**Directions for this task**
Wherever a line below holds the word "CIFAR", copy that line.

**Material shown**

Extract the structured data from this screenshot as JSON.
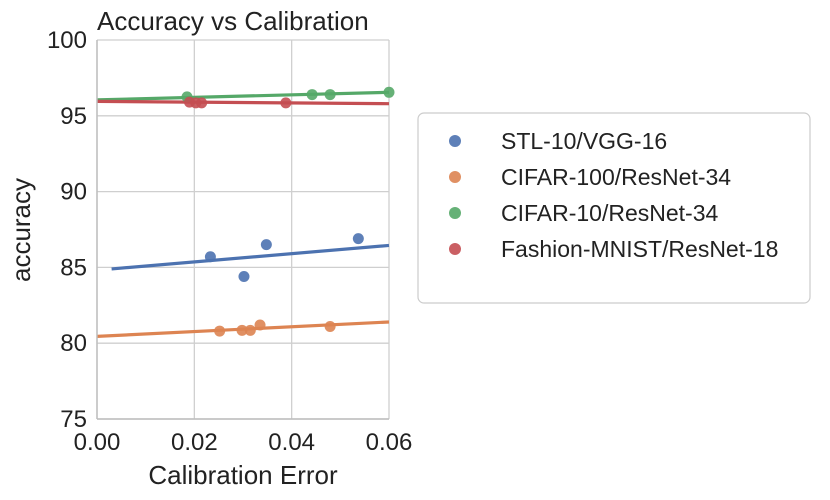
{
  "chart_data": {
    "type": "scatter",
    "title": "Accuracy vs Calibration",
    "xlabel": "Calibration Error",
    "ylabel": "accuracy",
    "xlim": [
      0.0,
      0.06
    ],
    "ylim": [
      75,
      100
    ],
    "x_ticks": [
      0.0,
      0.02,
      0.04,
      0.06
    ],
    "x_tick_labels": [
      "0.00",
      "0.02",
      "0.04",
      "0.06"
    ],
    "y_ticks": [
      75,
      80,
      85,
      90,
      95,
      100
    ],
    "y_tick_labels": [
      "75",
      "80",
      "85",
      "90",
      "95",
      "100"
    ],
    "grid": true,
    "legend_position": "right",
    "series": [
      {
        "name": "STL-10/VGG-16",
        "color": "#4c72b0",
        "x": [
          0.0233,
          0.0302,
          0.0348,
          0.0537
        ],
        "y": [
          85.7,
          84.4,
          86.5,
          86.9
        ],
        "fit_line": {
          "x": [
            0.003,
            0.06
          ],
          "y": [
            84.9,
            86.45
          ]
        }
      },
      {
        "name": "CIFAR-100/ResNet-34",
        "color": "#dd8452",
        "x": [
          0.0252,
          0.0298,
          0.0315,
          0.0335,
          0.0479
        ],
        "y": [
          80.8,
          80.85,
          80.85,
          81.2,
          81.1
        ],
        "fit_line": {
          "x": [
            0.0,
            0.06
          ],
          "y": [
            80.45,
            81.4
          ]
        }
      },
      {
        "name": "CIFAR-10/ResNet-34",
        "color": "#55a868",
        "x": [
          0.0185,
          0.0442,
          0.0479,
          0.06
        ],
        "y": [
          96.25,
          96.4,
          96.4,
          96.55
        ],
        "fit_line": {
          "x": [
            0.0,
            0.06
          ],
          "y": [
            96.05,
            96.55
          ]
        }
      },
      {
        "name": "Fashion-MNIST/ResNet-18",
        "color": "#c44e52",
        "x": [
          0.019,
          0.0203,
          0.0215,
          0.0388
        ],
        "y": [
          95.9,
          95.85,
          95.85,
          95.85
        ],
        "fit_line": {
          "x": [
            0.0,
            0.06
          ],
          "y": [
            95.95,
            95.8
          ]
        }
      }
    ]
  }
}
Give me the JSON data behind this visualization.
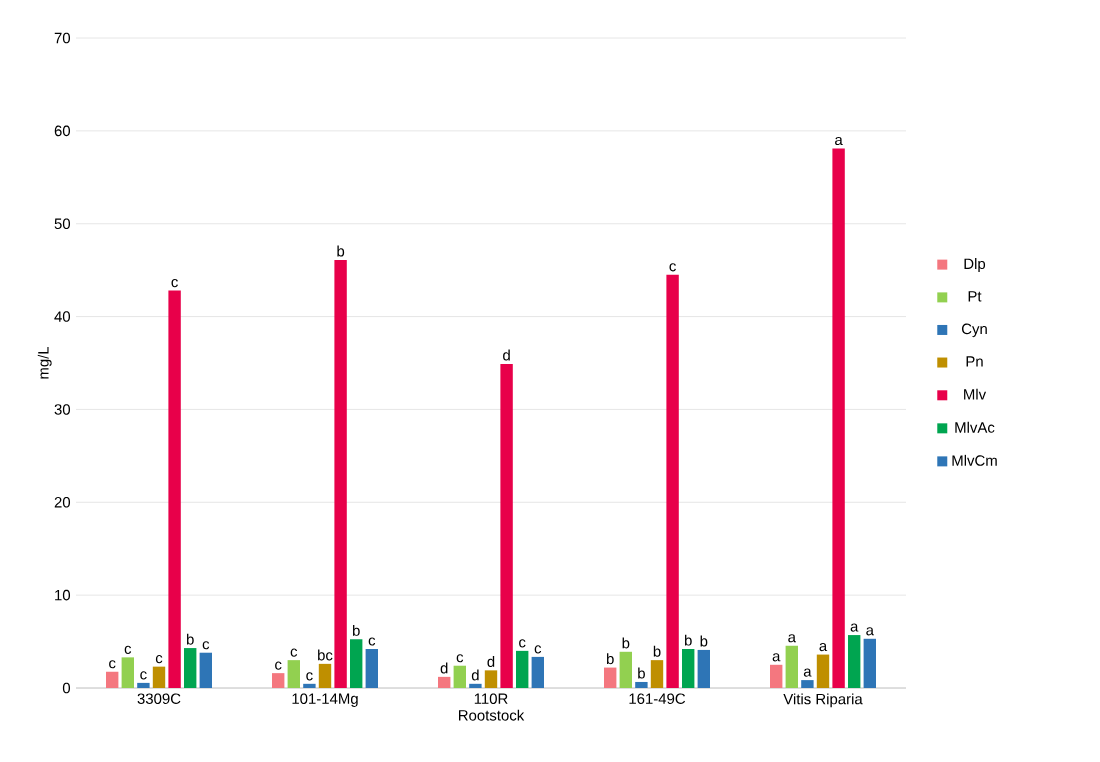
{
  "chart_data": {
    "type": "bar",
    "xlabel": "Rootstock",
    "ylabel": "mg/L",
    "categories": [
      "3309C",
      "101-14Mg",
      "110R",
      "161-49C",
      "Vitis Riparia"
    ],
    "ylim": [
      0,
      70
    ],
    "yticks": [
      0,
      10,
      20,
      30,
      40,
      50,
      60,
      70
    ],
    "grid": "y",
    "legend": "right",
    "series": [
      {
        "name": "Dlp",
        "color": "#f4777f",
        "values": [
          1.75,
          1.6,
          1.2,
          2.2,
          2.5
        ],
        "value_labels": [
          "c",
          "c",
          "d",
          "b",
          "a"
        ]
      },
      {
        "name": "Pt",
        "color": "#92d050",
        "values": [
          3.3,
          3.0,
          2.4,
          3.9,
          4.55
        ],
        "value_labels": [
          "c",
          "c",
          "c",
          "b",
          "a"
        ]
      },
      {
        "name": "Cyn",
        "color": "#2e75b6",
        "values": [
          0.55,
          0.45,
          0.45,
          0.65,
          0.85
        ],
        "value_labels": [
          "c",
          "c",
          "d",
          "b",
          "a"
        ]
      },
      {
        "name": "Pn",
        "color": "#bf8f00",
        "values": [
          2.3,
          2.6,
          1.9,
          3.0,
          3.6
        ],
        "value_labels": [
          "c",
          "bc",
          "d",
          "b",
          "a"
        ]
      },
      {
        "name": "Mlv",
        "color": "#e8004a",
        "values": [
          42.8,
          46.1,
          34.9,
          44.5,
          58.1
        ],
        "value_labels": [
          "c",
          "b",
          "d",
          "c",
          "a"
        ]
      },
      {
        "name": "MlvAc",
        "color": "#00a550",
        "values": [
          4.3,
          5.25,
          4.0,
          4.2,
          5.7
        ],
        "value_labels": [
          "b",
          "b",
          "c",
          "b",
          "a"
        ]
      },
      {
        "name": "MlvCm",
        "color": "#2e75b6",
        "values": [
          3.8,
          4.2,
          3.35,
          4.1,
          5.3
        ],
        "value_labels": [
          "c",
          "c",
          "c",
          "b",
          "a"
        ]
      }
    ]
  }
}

...

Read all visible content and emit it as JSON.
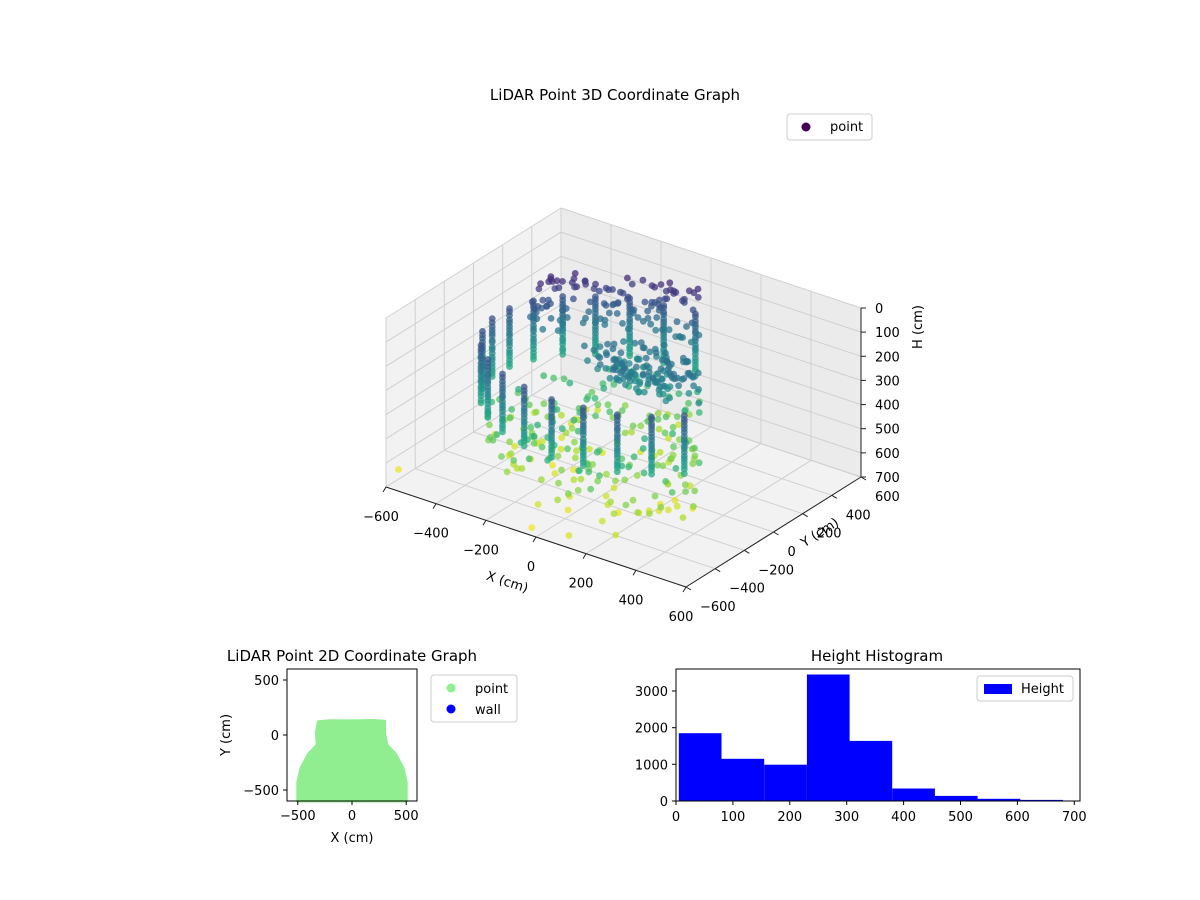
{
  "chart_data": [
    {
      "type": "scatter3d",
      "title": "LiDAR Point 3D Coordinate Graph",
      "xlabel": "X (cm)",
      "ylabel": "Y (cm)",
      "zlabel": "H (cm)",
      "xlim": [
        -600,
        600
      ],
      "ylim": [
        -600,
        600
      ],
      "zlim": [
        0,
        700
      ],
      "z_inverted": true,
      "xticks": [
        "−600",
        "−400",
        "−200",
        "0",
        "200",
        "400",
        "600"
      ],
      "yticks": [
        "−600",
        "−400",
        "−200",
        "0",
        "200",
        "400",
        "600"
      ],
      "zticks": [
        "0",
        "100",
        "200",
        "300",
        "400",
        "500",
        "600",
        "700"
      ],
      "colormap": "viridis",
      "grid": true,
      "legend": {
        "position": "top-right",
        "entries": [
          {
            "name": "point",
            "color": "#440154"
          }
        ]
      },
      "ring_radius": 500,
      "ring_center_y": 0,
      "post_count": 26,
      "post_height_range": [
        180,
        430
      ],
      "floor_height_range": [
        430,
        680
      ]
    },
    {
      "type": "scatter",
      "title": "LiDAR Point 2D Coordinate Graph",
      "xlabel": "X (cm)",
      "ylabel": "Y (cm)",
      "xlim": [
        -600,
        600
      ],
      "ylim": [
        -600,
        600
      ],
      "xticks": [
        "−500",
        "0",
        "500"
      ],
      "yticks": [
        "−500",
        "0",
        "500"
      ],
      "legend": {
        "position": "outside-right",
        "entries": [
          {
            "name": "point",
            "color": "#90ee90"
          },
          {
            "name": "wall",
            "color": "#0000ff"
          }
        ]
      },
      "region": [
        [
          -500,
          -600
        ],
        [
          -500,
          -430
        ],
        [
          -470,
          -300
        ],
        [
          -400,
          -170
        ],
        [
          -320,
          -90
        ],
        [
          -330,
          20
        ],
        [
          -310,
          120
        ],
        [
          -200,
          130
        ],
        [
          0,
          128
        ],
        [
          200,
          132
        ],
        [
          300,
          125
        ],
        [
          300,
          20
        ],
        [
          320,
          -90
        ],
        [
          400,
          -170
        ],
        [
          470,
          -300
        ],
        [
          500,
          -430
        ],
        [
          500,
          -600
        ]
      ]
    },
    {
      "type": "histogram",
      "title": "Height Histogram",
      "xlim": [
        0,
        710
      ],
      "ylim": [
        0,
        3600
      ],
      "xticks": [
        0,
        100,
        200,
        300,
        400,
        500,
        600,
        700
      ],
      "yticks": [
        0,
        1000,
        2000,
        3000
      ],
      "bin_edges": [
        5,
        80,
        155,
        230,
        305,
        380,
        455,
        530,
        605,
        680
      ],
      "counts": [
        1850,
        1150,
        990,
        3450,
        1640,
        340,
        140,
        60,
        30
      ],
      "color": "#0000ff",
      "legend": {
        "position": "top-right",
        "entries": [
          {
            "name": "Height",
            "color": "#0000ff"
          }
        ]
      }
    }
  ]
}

**Completed task**
        "name": "CIFAR-100/ResNet-34",
        "name": "CIFAR-10/ResNet-34",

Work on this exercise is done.